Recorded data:
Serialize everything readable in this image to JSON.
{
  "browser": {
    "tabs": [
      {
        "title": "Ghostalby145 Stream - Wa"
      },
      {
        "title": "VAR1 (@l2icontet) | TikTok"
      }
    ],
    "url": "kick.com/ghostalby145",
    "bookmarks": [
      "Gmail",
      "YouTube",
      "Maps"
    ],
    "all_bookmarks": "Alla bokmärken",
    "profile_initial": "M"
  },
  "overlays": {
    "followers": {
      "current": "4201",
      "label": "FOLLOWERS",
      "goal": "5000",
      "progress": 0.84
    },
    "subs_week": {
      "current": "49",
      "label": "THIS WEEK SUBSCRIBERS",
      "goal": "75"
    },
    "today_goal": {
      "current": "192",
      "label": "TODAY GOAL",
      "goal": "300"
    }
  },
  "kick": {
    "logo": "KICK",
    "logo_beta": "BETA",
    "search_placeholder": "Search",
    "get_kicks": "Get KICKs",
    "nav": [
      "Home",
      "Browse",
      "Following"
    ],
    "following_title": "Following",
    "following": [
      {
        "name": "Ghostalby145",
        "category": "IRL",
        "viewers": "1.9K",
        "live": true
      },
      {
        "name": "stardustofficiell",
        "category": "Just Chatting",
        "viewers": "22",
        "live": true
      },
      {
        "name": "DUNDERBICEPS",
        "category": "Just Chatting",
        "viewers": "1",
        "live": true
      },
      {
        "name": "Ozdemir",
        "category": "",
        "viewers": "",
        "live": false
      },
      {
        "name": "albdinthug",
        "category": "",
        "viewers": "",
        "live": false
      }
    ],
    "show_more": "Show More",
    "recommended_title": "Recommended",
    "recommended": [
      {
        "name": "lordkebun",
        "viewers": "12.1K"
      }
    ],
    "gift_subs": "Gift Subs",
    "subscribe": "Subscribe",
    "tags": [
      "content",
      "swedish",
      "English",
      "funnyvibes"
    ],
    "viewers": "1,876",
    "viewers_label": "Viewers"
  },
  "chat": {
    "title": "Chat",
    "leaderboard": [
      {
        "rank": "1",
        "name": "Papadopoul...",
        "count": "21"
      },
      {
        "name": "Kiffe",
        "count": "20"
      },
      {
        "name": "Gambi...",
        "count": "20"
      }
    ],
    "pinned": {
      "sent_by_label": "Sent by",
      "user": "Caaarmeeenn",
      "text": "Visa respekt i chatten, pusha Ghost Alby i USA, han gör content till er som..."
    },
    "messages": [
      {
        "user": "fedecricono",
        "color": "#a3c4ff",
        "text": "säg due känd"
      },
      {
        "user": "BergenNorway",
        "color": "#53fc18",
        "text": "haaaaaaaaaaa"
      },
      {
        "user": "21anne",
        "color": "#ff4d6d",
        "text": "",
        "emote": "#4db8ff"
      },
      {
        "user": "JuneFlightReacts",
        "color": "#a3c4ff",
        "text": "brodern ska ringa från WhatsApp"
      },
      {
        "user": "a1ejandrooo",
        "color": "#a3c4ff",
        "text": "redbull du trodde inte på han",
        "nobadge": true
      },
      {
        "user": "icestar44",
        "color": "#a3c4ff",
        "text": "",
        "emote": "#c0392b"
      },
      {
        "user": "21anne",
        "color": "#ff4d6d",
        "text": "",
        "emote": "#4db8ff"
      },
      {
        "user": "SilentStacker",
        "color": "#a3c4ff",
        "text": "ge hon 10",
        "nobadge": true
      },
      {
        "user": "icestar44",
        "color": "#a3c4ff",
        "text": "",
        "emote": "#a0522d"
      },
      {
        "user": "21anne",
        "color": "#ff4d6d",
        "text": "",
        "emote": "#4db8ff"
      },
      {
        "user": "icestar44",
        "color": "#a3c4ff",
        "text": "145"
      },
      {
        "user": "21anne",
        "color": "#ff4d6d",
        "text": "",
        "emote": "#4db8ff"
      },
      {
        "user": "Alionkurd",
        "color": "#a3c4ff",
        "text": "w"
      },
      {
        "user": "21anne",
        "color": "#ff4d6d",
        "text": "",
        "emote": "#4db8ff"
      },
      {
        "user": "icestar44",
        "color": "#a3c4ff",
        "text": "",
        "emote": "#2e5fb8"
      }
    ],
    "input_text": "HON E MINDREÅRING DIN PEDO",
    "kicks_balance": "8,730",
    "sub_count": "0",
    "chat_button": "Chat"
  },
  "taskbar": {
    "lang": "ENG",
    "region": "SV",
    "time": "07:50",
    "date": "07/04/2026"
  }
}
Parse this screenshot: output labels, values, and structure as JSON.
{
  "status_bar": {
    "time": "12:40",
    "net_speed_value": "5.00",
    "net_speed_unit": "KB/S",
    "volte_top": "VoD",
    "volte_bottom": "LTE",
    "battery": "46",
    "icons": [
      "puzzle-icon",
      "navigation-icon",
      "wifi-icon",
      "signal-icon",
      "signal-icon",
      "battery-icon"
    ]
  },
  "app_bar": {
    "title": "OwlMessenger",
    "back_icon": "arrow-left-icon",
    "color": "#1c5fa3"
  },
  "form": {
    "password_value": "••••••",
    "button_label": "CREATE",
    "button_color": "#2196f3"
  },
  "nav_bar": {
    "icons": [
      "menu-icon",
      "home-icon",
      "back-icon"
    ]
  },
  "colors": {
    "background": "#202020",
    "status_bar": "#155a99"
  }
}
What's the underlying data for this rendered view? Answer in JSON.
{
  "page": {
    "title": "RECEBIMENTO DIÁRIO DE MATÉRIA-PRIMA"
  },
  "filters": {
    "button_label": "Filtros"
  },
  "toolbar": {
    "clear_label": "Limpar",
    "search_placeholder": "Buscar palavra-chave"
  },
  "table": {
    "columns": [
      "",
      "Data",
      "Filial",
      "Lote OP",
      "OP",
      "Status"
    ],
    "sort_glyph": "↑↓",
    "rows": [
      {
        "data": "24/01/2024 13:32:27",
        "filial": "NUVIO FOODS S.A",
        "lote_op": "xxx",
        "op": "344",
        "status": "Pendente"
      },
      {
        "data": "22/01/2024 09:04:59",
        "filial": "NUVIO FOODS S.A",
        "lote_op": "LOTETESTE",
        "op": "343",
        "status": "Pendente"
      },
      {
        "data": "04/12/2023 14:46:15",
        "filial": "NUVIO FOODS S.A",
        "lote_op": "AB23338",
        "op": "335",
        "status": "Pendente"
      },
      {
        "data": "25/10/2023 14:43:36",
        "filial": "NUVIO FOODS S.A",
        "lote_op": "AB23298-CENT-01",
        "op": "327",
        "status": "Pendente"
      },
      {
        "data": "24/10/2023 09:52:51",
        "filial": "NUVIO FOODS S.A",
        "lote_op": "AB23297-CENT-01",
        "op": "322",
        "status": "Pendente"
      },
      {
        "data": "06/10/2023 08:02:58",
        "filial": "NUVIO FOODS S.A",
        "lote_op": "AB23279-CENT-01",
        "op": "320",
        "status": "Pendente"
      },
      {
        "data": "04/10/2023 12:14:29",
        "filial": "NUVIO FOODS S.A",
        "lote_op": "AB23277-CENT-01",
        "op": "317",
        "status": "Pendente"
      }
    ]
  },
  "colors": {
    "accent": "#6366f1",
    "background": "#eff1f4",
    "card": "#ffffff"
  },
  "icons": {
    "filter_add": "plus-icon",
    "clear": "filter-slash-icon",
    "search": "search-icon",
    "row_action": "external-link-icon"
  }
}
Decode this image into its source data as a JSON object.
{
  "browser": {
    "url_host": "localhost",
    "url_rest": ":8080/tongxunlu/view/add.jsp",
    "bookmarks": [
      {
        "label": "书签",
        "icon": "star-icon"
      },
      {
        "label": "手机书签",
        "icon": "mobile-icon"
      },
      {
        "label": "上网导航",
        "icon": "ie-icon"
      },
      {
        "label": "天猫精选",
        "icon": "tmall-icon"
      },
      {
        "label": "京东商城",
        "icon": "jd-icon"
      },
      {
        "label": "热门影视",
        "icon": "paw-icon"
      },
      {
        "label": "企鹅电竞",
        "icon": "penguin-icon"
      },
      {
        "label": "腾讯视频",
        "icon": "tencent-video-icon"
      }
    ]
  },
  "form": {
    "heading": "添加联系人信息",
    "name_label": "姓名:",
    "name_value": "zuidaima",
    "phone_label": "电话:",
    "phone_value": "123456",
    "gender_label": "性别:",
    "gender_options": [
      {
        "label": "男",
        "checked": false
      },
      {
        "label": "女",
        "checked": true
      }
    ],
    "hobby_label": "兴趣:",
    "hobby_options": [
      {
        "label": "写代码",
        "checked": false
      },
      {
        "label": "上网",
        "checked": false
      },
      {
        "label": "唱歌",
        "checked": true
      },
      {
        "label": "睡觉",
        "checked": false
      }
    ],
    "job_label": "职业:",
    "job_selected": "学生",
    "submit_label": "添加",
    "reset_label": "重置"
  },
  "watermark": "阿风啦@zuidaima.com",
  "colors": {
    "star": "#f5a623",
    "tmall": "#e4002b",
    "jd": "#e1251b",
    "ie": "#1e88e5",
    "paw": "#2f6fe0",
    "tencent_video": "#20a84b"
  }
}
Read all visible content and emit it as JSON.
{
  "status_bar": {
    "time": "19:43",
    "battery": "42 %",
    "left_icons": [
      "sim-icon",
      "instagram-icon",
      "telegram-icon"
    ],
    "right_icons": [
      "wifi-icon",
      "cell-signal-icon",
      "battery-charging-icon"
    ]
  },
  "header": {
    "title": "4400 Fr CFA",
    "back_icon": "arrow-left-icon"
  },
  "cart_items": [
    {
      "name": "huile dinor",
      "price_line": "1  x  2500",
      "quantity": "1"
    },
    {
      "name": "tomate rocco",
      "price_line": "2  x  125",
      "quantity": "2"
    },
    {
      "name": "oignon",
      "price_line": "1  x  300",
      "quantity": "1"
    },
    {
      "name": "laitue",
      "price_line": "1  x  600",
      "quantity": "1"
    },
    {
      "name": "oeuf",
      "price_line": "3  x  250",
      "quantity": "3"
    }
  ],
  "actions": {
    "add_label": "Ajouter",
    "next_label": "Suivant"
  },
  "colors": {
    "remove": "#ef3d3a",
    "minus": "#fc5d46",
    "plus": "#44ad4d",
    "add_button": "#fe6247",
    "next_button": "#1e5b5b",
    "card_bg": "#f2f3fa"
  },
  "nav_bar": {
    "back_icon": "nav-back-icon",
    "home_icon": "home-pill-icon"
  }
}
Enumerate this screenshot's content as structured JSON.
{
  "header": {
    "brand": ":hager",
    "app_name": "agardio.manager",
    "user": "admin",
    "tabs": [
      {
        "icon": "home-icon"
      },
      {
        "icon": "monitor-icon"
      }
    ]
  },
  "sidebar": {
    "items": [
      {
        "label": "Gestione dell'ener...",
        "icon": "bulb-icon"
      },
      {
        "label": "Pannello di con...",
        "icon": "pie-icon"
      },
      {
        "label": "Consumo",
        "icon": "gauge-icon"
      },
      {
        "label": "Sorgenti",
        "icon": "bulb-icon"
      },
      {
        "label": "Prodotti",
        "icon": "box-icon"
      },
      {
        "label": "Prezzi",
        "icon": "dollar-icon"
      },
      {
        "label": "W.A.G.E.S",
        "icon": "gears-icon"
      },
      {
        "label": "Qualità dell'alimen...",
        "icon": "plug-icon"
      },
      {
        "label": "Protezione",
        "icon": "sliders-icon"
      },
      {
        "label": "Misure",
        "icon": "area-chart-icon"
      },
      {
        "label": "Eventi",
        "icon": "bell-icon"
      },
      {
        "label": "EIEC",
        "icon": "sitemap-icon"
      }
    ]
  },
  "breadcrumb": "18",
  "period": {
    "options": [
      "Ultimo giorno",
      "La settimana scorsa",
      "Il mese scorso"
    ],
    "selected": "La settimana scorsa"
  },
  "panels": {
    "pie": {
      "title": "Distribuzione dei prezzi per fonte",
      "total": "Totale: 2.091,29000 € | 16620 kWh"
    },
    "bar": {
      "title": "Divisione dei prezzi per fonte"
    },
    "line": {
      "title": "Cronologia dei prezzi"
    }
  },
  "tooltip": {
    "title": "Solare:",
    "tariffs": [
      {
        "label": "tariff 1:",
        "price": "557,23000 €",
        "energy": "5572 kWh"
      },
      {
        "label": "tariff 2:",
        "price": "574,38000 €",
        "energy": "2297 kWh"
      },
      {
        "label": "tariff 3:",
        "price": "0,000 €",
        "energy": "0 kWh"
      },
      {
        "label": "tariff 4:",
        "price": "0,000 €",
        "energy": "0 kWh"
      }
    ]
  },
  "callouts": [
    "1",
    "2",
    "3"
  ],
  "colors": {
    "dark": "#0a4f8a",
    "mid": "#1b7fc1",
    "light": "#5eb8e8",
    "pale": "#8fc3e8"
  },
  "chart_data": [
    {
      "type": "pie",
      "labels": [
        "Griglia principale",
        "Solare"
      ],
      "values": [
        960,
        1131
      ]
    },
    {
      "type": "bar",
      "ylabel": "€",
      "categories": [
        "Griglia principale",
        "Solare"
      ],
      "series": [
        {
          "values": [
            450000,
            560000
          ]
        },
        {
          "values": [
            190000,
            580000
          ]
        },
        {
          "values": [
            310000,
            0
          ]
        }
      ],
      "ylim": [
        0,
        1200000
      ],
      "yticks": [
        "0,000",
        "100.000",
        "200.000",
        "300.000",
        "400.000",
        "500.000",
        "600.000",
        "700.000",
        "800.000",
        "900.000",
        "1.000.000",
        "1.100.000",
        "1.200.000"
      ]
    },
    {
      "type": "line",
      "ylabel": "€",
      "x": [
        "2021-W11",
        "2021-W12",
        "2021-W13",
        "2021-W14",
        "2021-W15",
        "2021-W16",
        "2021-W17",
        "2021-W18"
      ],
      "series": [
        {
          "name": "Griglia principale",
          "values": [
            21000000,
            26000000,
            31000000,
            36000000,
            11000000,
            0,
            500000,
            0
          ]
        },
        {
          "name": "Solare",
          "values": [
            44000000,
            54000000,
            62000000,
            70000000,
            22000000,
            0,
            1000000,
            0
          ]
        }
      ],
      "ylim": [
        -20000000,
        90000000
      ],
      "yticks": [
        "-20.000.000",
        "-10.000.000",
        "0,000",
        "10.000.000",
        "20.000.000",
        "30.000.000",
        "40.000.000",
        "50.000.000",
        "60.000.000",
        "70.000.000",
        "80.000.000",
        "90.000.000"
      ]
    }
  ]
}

Exercise prompt: Pick out the lines that include the word "settimana" and write them out.

The output:
      "La settimana scorsa",
    "selected": "La settimana scorsa"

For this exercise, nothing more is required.